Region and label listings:
────────────────
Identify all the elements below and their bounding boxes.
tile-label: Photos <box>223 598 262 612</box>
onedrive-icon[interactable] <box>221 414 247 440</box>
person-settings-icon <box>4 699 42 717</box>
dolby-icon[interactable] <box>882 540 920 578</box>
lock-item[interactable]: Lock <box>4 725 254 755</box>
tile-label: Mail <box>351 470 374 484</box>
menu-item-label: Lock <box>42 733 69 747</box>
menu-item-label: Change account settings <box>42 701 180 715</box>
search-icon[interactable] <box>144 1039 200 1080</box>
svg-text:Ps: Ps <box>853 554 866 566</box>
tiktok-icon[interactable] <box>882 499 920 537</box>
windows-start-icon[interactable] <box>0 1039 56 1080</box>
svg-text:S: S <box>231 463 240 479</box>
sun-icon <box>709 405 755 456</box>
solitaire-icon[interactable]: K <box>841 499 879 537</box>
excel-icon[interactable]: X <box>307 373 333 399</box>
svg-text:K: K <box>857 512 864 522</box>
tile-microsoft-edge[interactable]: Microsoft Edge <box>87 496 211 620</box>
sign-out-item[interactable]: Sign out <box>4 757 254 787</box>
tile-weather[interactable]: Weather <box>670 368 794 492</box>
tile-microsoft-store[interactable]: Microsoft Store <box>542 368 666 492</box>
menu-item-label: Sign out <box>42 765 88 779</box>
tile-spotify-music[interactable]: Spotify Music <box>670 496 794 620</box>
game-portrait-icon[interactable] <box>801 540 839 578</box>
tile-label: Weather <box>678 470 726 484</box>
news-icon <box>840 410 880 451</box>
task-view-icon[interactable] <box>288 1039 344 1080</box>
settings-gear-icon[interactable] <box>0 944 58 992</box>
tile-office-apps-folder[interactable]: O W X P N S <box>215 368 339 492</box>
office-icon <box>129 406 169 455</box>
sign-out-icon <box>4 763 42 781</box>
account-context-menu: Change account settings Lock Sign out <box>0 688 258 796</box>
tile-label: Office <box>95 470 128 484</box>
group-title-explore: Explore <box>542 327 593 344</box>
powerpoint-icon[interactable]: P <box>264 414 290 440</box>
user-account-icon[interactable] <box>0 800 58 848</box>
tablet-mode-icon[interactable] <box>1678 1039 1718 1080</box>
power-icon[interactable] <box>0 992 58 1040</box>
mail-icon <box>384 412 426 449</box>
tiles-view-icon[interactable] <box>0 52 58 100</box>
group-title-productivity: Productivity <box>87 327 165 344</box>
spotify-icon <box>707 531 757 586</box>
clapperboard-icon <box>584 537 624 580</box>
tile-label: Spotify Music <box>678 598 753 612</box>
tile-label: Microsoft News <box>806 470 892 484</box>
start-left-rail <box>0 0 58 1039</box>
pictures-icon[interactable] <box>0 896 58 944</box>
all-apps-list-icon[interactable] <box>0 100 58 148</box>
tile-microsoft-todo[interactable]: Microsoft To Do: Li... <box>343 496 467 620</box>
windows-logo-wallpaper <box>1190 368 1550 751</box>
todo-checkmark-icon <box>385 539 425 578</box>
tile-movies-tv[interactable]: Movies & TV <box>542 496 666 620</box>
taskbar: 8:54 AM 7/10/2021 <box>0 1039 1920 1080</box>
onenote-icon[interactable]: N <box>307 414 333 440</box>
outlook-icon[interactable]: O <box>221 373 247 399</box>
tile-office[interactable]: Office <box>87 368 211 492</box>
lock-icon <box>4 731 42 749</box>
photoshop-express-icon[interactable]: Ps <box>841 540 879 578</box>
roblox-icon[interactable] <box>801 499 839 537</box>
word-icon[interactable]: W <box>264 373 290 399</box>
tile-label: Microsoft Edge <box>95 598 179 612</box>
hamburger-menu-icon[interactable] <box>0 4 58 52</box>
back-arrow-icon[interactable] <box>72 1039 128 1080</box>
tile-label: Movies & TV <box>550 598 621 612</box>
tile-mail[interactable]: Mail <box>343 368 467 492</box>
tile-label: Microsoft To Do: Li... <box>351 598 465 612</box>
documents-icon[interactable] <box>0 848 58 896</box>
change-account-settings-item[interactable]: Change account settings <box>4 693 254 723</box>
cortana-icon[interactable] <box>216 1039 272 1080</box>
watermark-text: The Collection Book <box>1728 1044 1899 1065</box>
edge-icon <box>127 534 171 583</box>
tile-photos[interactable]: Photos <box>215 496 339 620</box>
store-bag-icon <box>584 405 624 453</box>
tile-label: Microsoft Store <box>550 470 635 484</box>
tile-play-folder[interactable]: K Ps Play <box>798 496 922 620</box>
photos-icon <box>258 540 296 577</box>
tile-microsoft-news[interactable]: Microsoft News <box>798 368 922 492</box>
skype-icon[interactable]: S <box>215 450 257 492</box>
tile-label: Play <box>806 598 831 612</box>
────────────────
### [EXERCISE PROMPT]
Update the material above by replacing "tile-label" with "tile-caption" wherever it occurs, keeping every other line and character intact.

### [RESULT FOR THIS TASK]
Identify all the elements below and their bounding boxes.
tile-caption: Photos <box>223 598 262 612</box>
onedrive-icon[interactable] <box>221 414 247 440</box>
person-settings-icon <box>4 699 42 717</box>
dolby-icon[interactable] <box>882 540 920 578</box>
lock-item[interactable]: Lock <box>4 725 254 755</box>
tile-caption: Mail <box>351 470 374 484</box>
menu-item-label: Lock <box>42 733 69 747</box>
menu-item-label: Change account settings <box>42 701 180 715</box>
search-icon[interactable] <box>144 1039 200 1080</box>
svg-text:Ps: Ps <box>853 554 866 566</box>
tiktok-icon[interactable] <box>882 499 920 537</box>
windows-start-icon[interactable] <box>0 1039 56 1080</box>
svg-text:S: S <box>231 463 240 479</box>
sun-icon <box>709 405 755 456</box>
solitaire-icon[interactable]: K <box>841 499 879 537</box>
excel-icon[interactable]: X <box>307 373 333 399</box>
svg-text:K: K <box>857 512 864 522</box>
tile-microsoft-edge[interactable]: Microsoft Edge <box>87 496 211 620</box>
sign-out-item[interactable]: Sign out <box>4 757 254 787</box>
tile-weather[interactable]: Weather <box>670 368 794 492</box>
tile-microsoft-store[interactable]: Microsoft Store <box>542 368 666 492</box>
menu-item-label: Sign out <box>42 765 88 779</box>
tile-spotify-music[interactable]: Spotify Music <box>670 496 794 620</box>
game-portrait-icon[interactable] <box>801 540 839 578</box>
tile-caption: Weather <box>678 470 726 484</box>
news-icon <box>840 410 880 451</box>
task-view-icon[interactable] <box>288 1039 344 1080</box>
settings-gear-icon[interactable] <box>0 944 58 992</box>
tile-office-apps-folder[interactable]: O W X P N S <box>215 368 339 492</box>
office-icon <box>129 406 169 455</box>
sign-out-icon <box>4 763 42 781</box>
account-context-menu: Change account settings Lock Sign out <box>0 688 258 796</box>
tile-caption: Office <box>95 470 128 484</box>
group-title-explore: Explore <box>542 327 593 344</box>
powerpoint-icon[interactable]: P <box>264 414 290 440</box>
user-account-icon[interactable] <box>0 800 58 848</box>
tablet-mode-icon[interactable] <box>1678 1039 1718 1080</box>
power-icon[interactable] <box>0 992 58 1040</box>
mail-icon <box>384 412 426 449</box>
tiles-view-icon[interactable] <box>0 52 58 100</box>
group-title-productivity: Productivity <box>87 327 165 344</box>
spotify-icon <box>707 531 757 586</box>
clapperboard-icon <box>584 537 624 580</box>
tile-caption: Spotify Music <box>678 598 753 612</box>
tile-caption: Microsoft News <box>806 470 892 484</box>
start-left-rail <box>0 0 58 1039</box>
pictures-icon[interactable] <box>0 896 58 944</box>
all-apps-list-icon[interactable] <box>0 100 58 148</box>
tile-microsoft-todo[interactable]: Microsoft To Do: Li... <box>343 496 467 620</box>
windows-logo-wallpaper <box>1190 368 1550 751</box>
todo-checkmark-icon <box>385 539 425 578</box>
tile-movies-tv[interactable]: Movies & TV <box>542 496 666 620</box>
taskbar: 8:54 AM 7/10/2021 <box>0 1039 1920 1080</box>
onenote-icon[interactable]: N <box>307 414 333 440</box>
outlook-icon[interactable]: O <box>221 373 247 399</box>
tile-office[interactable]: Office <box>87 368 211 492</box>
lock-icon <box>4 731 42 749</box>
photoshop-express-icon[interactable]: Ps <box>841 540 879 578</box>
roblox-icon[interactable] <box>801 499 839 537</box>
word-icon[interactable]: W <box>264 373 290 399</box>
tile-caption: Microsoft Edge <box>95 598 179 612</box>
hamburger-menu-icon[interactable] <box>0 4 58 52</box>
back-arrow-icon[interactable] <box>72 1039 128 1080</box>
tile-caption: Movies & TV <box>550 598 621 612</box>
tile-mail[interactable]: Mail <box>343 368 467 492</box>
tile-caption: Microsoft To Do: Li... <box>351 598 465 612</box>
documents-icon[interactable] <box>0 848 58 896</box>
change-account-settings-item[interactable]: Change account settings <box>4 693 254 723</box>
cortana-icon[interactable] <box>216 1039 272 1080</box>
watermark-text: The Collection Book <box>1728 1044 1899 1065</box>
edge-icon <box>127 534 171 583</box>
tile-photos[interactable]: Photos <box>215 496 339 620</box>
store-bag-icon <box>584 405 624 453</box>
tile-caption: Microsoft Store <box>550 470 635 484</box>
tile-play-folder[interactable]: K Ps Play <box>798 496 922 620</box>
photos-icon <box>258 540 296 577</box>
tile-microsoft-news[interactable]: Microsoft News <box>798 368 922 492</box>
skype-icon[interactable]: S <box>215 450 257 492</box>
tile-caption: Play <box>806 598 831 612</box>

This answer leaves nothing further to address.